# START OF Excerpted data

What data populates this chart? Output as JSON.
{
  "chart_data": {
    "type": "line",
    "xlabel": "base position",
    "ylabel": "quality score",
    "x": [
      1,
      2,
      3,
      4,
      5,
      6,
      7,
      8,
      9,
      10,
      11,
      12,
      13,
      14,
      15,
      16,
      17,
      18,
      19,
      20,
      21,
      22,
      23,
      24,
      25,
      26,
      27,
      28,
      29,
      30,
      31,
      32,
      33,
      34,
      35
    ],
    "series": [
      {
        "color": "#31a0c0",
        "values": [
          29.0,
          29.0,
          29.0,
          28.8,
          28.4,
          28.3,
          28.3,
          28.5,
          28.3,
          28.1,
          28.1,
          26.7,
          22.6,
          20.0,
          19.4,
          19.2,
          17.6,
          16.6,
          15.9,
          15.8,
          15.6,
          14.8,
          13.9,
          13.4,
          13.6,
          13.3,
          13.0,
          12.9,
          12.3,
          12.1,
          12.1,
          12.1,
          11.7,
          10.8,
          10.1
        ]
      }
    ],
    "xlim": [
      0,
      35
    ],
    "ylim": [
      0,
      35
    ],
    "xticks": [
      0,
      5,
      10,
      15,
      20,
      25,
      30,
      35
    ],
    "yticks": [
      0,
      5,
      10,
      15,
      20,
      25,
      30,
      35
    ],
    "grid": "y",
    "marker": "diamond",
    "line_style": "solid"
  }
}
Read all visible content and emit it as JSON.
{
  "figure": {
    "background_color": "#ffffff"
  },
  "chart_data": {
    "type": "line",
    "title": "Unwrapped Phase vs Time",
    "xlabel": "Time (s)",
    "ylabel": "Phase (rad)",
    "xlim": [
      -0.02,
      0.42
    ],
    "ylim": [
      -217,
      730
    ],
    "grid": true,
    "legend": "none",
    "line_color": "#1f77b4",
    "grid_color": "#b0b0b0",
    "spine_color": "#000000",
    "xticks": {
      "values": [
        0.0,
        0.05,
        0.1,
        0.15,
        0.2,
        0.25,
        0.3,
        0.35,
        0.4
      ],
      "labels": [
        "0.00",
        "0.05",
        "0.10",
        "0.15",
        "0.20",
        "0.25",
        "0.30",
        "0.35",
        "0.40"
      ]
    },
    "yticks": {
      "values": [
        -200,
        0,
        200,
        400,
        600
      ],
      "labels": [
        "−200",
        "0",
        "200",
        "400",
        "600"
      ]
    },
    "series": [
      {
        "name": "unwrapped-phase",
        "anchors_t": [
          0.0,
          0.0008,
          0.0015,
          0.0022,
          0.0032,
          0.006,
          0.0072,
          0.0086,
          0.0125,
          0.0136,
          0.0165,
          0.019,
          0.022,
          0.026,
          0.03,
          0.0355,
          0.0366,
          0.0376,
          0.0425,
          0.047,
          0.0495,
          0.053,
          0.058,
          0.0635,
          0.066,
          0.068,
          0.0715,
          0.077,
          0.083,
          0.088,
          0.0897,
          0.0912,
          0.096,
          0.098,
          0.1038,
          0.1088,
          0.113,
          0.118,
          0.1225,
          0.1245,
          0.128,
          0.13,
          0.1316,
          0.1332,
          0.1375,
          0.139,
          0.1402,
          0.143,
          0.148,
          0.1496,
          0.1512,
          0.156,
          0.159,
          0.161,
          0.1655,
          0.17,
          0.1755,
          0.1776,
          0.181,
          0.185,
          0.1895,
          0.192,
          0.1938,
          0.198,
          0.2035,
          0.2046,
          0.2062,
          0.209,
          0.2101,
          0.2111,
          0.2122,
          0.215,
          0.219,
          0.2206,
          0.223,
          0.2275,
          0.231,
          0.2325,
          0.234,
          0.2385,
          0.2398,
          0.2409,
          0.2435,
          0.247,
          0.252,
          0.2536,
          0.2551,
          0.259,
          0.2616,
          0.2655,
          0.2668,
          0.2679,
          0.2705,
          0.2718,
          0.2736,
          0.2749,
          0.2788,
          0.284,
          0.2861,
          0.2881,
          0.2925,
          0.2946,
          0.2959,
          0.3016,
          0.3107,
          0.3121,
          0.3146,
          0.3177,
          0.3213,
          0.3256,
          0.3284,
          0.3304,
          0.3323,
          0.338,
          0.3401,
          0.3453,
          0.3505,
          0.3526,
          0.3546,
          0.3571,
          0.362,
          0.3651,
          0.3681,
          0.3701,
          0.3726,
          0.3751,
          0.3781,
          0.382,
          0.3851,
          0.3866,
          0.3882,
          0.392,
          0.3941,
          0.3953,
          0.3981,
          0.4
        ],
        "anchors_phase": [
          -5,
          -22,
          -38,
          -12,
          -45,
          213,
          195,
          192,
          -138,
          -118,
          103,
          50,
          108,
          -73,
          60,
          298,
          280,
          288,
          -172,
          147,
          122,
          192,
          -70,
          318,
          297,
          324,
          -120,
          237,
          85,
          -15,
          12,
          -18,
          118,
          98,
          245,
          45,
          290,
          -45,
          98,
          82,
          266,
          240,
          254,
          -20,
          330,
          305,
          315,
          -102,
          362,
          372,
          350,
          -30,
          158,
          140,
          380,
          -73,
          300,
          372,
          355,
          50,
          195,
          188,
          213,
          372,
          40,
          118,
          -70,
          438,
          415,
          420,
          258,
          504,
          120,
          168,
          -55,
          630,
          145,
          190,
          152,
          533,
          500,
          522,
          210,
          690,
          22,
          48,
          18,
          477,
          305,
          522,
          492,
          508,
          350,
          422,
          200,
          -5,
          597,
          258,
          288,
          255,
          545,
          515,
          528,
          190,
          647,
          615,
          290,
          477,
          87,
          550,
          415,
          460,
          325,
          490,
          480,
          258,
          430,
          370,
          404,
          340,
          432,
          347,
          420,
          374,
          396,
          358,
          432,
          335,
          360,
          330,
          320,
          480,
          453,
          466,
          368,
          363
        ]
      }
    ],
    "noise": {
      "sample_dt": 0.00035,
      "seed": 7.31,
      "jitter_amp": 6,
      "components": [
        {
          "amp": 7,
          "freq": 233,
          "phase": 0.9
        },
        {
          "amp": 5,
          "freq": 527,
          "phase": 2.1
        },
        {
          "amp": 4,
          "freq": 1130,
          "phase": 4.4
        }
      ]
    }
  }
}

# END OF Excerpted data

Work to be completed
Reproduce the data, keeping every line exactly the same.

Result below
What data populates this chart? Output as JSON.
{
  "chart_data": {
    "type": "line",
    "xlabel": "base position",
    "ylabel": "quality score",
    "x": [
      1,
      2,
      3,
      4,
      5,
      6,
      7,
      8,
      9,
      10,
      11,
      12,
      13,
      14,
      15,
      16,
      17,
      18,
      19,
      20,
      21,
      22,
      23,
      24,
      25,
      26,
      27,
      28,
      29,
      30,
      31,
      32,
      33,
      34,
      35
    ],
    "series": [
      {
        "color": "#31a0c0",
        "values": [
          29.0,
          29.0,
          29.0,
          28.8,
          28.4,
          28.3,
          28.3,
          28.5,
          28.3,
          28.1,
          28.1,
          26.7,
          22.6,
          20.0,
          19.4,
          19.2,
          17.6,
          16.6,
          15.9,
          15.8,
          15.6,
          14.8,
          13.9,
          13.4,
          13.6,
          13.3,
          13.0,
          12.9,
          12.3,
          12.1,
          12.1,
          12.1,
          11.7,
          10.8,
          10.1
        ]
      }
    ],
    "xlim": [
      0,
      35
    ],
    "ylim": [
      0,
      35
    ],
    "xticks": [
      0,
      5,
      10,
      15,
      20,
      25,
      30,
      35
    ],
    "yticks": [
      0,
      5,
      10,
      15,
      20,
      25,
      30,
      35
    ],
    "grid": "y",
    "marker": "diamond",
    "line_style": "solid"
  }
}
Read all visible content and emit it as JSON.
{
  "figure": {
    "background_color": "#ffffff"
  },
  "chart_data": {
    "type": "line",
    "title": "Unwrapped Phase vs Time",
    "xlabel": "Time (s)",
    "ylabel": "Phase (rad)",
    "xlim": [
      -0.02,
      0.42
    ],
    "ylim": [
      -217,
      730
    ],
    "grid": true,
    "legend": "none",
    "line_color": "#1f77b4",
    "grid_color": "#b0b0b0",
    "spine_color": "#000000",
    "xticks": {
      "values": [
        0.0,
        0.05,
        0.1,
        0.15,
        0.2,
        0.25,
        0.3,
        0.35,
        0.4
      ],
      "labels": [
        "0.00",
        "0.05",
        "0.10",
        "0.15",
        "0.20",
        "0.25",
        "0.30",
        "0.35",
        "0.40"
      ]
    },
    "yticks": {
      "values": [
        -200,
        0,
        200,
        400,
        600
      ],
      "labels": [
        "−200",
        "0",
        "200",
        "400",
        "600"
      ]
    },
    "series": [
      {
        "name": "unwrapped-phase",
        "anchors_t": [
          0.0,
          0.0008,
          0.0015,
          0.0022,
          0.0032,
          0.006,
          0.0072,
          0.0086,
          0.0125,
          0.0136,
          0.0165,
          0.019,
          0.022,
          0.026,
          0.03,
          0.0355,
          0.0366,
          0.0376,
          0.0425,
          0.047,
          0.0495,
          0.053,
          0.058,
          0.0635,
          0.066,
          0.068,
          0.0715,
          0.077,
          0.083,
          0.088,
          0.0897,
          0.0912,
          0.096,
          0.098,
          0.1038,
          0.1088,
          0.113,
          0.118,
          0.1225,
          0.1245,
          0.128,
          0.13,
          0.1316,
          0.1332,
          0.1375,
          0.139,
          0.1402,
          0.143,
          0.148,
          0.1496,
          0.1512,
          0.156,
          0.159,
          0.161,
          0.1655,
          0.17,
          0.1755,
          0.1776,
          0.181,
          0.185,
          0.1895,
          0.192,
          0.1938,
          0.198,
          0.2035,
          0.2046,
          0.2062,
          0.209,
          0.2101,
          0.2111,
          0.2122,
          0.215,
          0.219,
          0.2206,
          0.223,
          0.2275,
          0.231,
          0.2325,
          0.234,
          0.2385,
          0.2398,
          0.2409,
          0.2435,
          0.247,
          0.252,
          0.2536,
          0.2551,
          0.259,
          0.2616,
          0.2655,
          0.2668,
          0.2679,
          0.2705,
          0.2718,
          0.2736,
          0.2749,
          0.2788,
          0.284,
          0.2861,
          0.2881,
          0.2925,
          0.2946,
          0.2959,
          0.3016,
          0.3107,
          0.3121,
          0.3146,
          0.3177,
          0.3213,
          0.3256,
          0.3284,
          0.3304,
          0.3323,
          0.338,
          0.3401,
          0.3453,
          0.3505,
          0.3526,
          0.3546,
          0.3571,
          0.362,
          0.3651,
          0.3681,
          0.3701,
          0.3726,
          0.3751,
          0.3781,
          0.382,
          0.3851,
          0.3866,
          0.3882,
          0.392,
          0.3941,
          0.3953,
          0.3981,
          0.4
        ],
        "anchors_phase": [
          -5,
          -22,
          -38,
          -12,
          -45,
          213,
          195,
          192,
          -138,
          -118,
          103,
          50,
          108,
          -73,
          60,
          298,
          280,
          288,
          -172,
          147,
          122,
          192,
          -70,
          318,
          297,
          324,
          -120,
          237,
          85,
          -15,
          12,
          -18,
          118,
          98,
          245,
          45,
          290,
          -45,
          98,
          82,
          266,
          240,
          254,
          -20,
          330,
          305,
          315,
          -102,
          362,
          372,
          350,
          -30,
          158,
          140,
          380,
          -73,
          300,
          372,
          355,
          50,
          195,
          188,
          213,
          372,
          40,
          118,
          -70,
          438,
          415,
          420,
          258,
          504,
          120,
          168,
          -55,
          630,
          145,
          190,
          152,
          533,
          500,
          522,
          210,
          690,
          22,
          48,
          18,
          477,
          305,
          522,
          492,
          508,
          350,
          422,
          200,
          -5,
          597,
          258,
          288,
          255,
          545,
          515,
          528,
          190,
          647,
          615,
          290,
          477,
          87,
          550,
          415,
          460,
          325,
          490,
          480,
          258,
          430,
          370,
          404,
          340,
          432,
          347,
          420,
          374,
          396,
          358,
          432,
          335,
          360,
          330,
          320,
          480,
          453,
          466,
          368,
          363
        ]
      }
    ],
    "noise": {
      "sample_dt": 0.00035,
      "seed": 7.31,
      "jitter_amp": 6,
      "components": [
        {
          "amp": 7,
          "freq": 233,
          "phase": 0.9
        },
        {
          "amp": 5,
          "freq": 527,
          "phase": 2.1
        },
        {
          "amp": 4,
          "freq": 1130,
          "phase": 4.4
        }
      ]
    }
  }
}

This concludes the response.